[Data listing]
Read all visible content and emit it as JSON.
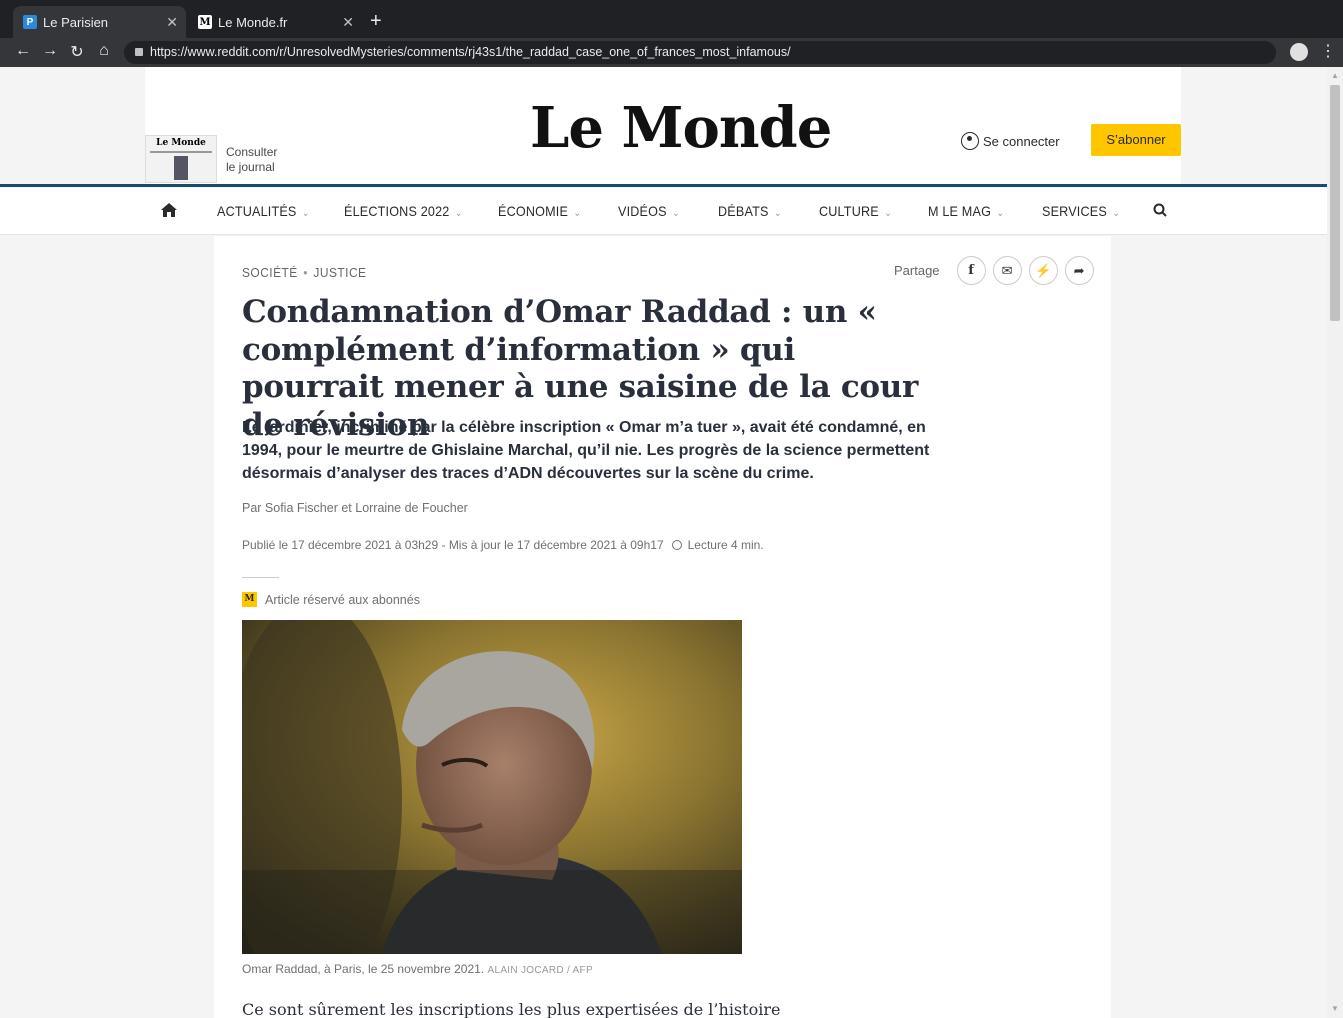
{
  "browser": {
    "tabs": [
      {
        "label": "Le Parisien",
        "favicon": "P",
        "active": true
      },
      {
        "label": "Le Monde.fr",
        "favicon": "M",
        "active": false
      }
    ],
    "url": "https://www.reddit.com/r/UnresolvedMysteries/comments/rj43s1/the_raddad_case_one_of_frances_most_infamous/"
  },
  "header": {
    "logo": "Le Monde",
    "journal_mini_logo": "Le Monde",
    "consult_line1": "Consulter",
    "consult_line2": "le journal",
    "login_label": "Se connecter",
    "subscribe_label": "S’abonner"
  },
  "nav": {
    "items": [
      {
        "label": "ACTUALITÉS"
      },
      {
        "label": "ÉLECTIONS 2022"
      },
      {
        "label": "ÉCONOMIE"
      },
      {
        "label": "VIDÉOS"
      },
      {
        "label": "DÉBATS"
      },
      {
        "label": "CULTURE"
      },
      {
        "label": "M LE MAG"
      },
      {
        "label": "SERVICES"
      }
    ]
  },
  "article": {
    "category": "SOCIÉTÉ",
    "subcategory": "JUSTICE",
    "share_label": "Partage",
    "title": "Condamnation d’Omar Raddad : un « complément d’information » qui pourrait mener à une saisine de la cour de révision",
    "chapo": "Le jardinier, incriminé par la célèbre inscription « Omar m’a tuer », avait été condamné, en 1994, pour le meurtre de Ghislaine Marchal, qu’il nie. Les progrès de la science permettent désormais d’analyser des traces d’ADN découvertes sur la scène du crime.",
    "authors": "Par Sofia Fischer et Lorraine de Foucher",
    "dates": "Publié le 17 décembre 2021 à 03h29 - Mis à jour le 17 décembre 2021 à 09h17",
    "reading_time": "Lecture 4 min.",
    "reserved_badge": "M",
    "reserved_label": "Article réservé aux abonnés",
    "caption": "Omar Raddad, à Paris, le 25 novembre 2021.",
    "credit": "ALAIN JOCARD / AFP",
    "body_start": "Ce sont sûrement les inscriptions les plus expertisées de l’histoire"
  }
}
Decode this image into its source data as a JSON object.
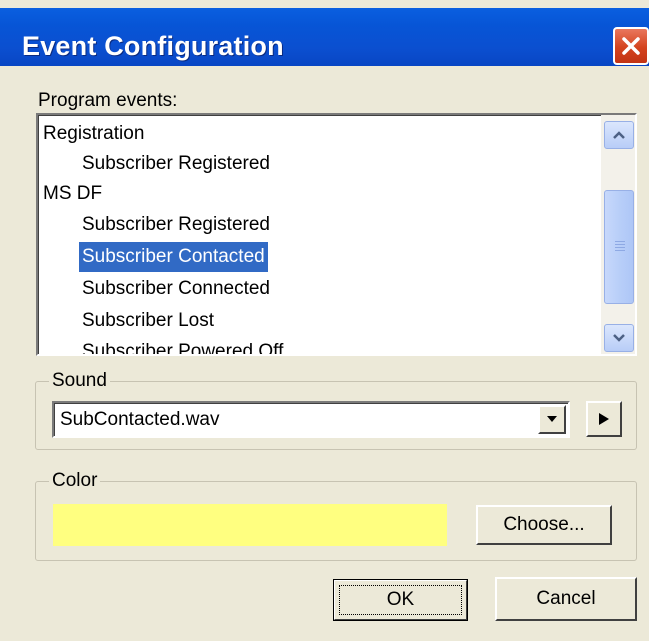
{
  "window": {
    "title": "Event Configuration"
  },
  "events": {
    "label": "Program events:",
    "items": [
      {
        "label": "Registration",
        "level": "group"
      },
      {
        "label": "Subscriber Registered",
        "level": "child"
      },
      {
        "label": "MS DF",
        "level": "group"
      },
      {
        "label": "Subscriber Registered",
        "level": "child"
      },
      {
        "label": "Subscriber Contacted",
        "level": "child",
        "selected": true
      },
      {
        "label": "Subscriber Connected",
        "level": "child"
      },
      {
        "label": "Subscriber Lost",
        "level": "child"
      },
      {
        "label": "Subscriber Powered Off",
        "level": "child"
      }
    ]
  },
  "sound": {
    "label": "Sound",
    "value": "SubContacted.wav"
  },
  "color": {
    "label": "Color",
    "swatch": "#ffff80",
    "choose_label": "Choose..."
  },
  "buttons": {
    "ok": "OK",
    "cancel": "Cancel"
  },
  "icons": {
    "close": "close-icon",
    "scroll_up": "chevron-up-icon",
    "scroll_down": "chevron-down-icon",
    "dropdown": "dropdown-arrow-icon",
    "play": "play-icon"
  }
}
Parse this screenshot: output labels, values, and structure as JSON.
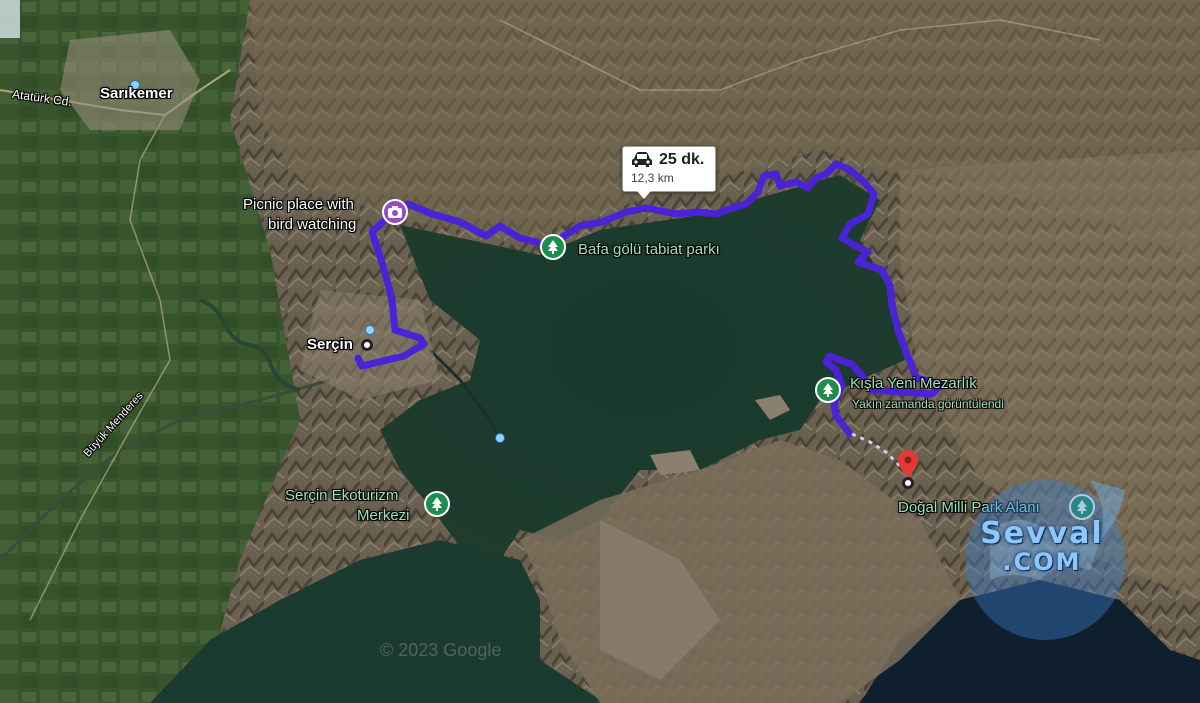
{
  "map": {
    "route_info": {
      "duration": "25 dk.",
      "distance": "12,3 km",
      "mode_icon": "car-icon"
    },
    "places": {
      "sarikemer": "Sarıkemer",
      "ataturk_road": "Atatürk Cd.",
      "picnic_line1": "Picnic place with",
      "picnic_line2": "bird watching",
      "sercin": "Serçin",
      "bafa": "Bafa gölü tabiat parkı",
      "kisla": "Kışla Yeni Mezarlık",
      "kisla_sub": "Yakın zamanda görüntülendi",
      "sercin_eko_line1": "Serçin Ekoturizm",
      "sercin_eko_line2": "Merkezi",
      "dogal": "Doğal Milli Park Alanı",
      "river": "Büyük Menderes"
    },
    "watermark": {
      "line1": "Sevval",
      "line2": ".COM"
    },
    "copyright": "© 2023 Google",
    "colors": {
      "route": "#4a23d6",
      "park_pin": "#1e8e4e",
      "photo_pin": "#9a49c7",
      "destination_pin": "#e53935",
      "water": "#1e3a30"
    }
  }
}
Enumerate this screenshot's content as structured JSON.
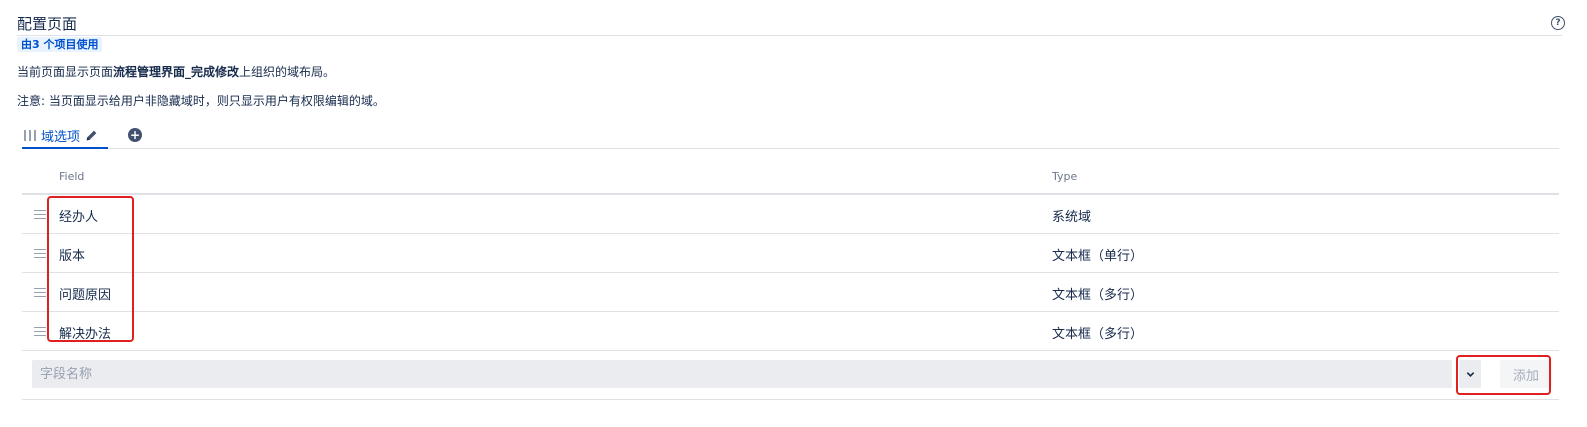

__Problem requirements__: Leave the pictures out and write out every entry exactly as given.

__Task answer__:
Read all visible content and emit it as JSON.
{
  "browser": {
    "tabs": [
      {
        "label": "Le Parisien",
        "favicon": "P",
        "active": true
      },
      {
        "label": "Le Monde.fr",
        "favicon": "M",
        "active": false
      }
    ],
    "url": "https://www.reddit.com/r/UnresolvedMysteries/comments/rj43s1/the_raddad_case_one_of_frances_most_infamous/"
  },
  "header": {
    "logo": "Le Monde",
    "journal_mini_logo": "Le Monde",
    "consult_line1": "Consulter",
    "consult_line2": "le journal",
    "login_label": "Se connecter",
    "subscribe_label": "S’abonner"
  },
  "nav": {
    "items": [
      {
        "label": "ACTUALITÉS"
      },
      {
        "label": "ÉLECTIONS 2022"
      },
      {
        "label": "ÉCONOMIE"
      },
      {
        "label": "VIDÉOS"
      },
      {
        "label": "DÉBATS"
      },
      {
        "label": "CULTURE"
      },
      {
        "label": "M LE MAG"
      },
      {
        "label": "SERVICES"
      }
    ]
  },
  "article": {
    "category": "SOCIÉTÉ",
    "subcategory": "JUSTICE",
    "share_label": "Partage",
    "title": "Condamnation d’Omar Raddad : un « complément d’information » qui pourrait mener à une saisine de la cour de révision",
    "chapo": "Le jardinier, incriminé par la célèbre inscription « Omar m’a tuer », avait été condamné, en 1994, pour le meurtre de Ghislaine Marchal, qu’il nie. Les progrès de la science permettent désormais d’analyser des traces d’ADN découvertes sur la scène du crime.",
    "authors": "Par Sofia Fischer et Lorraine de Foucher",
    "dates": "Publié le 17 décembre 2021 à 03h29 - Mis à jour le 17 décembre 2021 à 09h17",
    "reading_time": "Lecture 4 min.",
    "reserved_badge": "M",
    "reserved_label": "Article réservé aux abonnés",
    "caption": "Omar Raddad, à Paris, le 25 novembre 2021.",
    "credit": "ALAIN JOCARD / AFP",
    "body_start": "Ce sont sûrement les inscriptions les plus expertisées de l’histoire"
  }
}
Decode this image into its source data as a JSON object.
{
  "window": {
    "title": "Event Configuration"
  },
  "events": {
    "label": "Program events:",
    "items": [
      {
        "label": "Registration",
        "level": "group"
      },
      {
        "label": "Subscriber Registered",
        "level": "child"
      },
      {
        "label": "MS DF",
        "level": "group"
      },
      {
        "label": "Subscriber Registered",
        "level": "child"
      },
      {
        "label": "Subscriber Contacted",
        "level": "child",
        "selected": true
      },
      {
        "label": "Subscriber Connected",
        "level": "child"
      },
      {
        "label": "Subscriber Lost",
        "level": "child"
      },
      {
        "label": "Subscriber Powered Off",
        "level": "child"
      }
    ]
  },
  "sound": {
    "label": "Sound",
    "value": "SubContacted.wav"
  },
  "color": {
    "label": "Color",
    "swatch": "#ffff80",
    "choose_label": "Choose..."
  },
  "buttons": {
    "ok": "OK",
    "cancel": "Cancel"
  },
  "icons": {
    "close": "close-icon",
    "scroll_up": "chevron-up-icon",
    "scroll_down": "chevron-down-icon",
    "dropdown": "dropdown-arrow-icon",
    "play": "play-icon"
  }
}
Parse this screenshot: output labels, values, and structure as JSON.
{
  "map": {
    "route_info": {
      "duration": "25 dk.",
      "distance": "12,3 km",
      "mode_icon": "car-icon"
    },
    "places": {
      "sarikemer": "Sarıkemer",
      "ataturk_road": "Atatürk Cd.",
      "picnic_line1": "Picnic place with",
      "picnic_line2": "bird watching",
      "sercin": "Serçin",
      "bafa": "Bafa gölü tabiat parkı",
      "kisla": "Kışla Yeni Mezarlık",
      "kisla_sub": "Yakın zamanda görüntülendi",
      "sercin_eko_line1": "Serçin Ekoturizm",
      "sercin_eko_line2": "Merkezi",
      "dogal": "Doğal Milli Park Alanı",
      "river": "Büyük Menderes"
    },
    "watermark": {
      "line1": "Sevval",
      "line2": ".COM"
    },
    "copyright": "© 2023 Google",
    "colors": {
      "route": "#4a23d6",
      "park_pin": "#1e8e4e",
      "photo_pin": "#9a49c7",
      "destination_pin": "#e53935",
      "water": "#1e3a30"
    }
  }
}
Enumerate this screenshot's content as structured JSON.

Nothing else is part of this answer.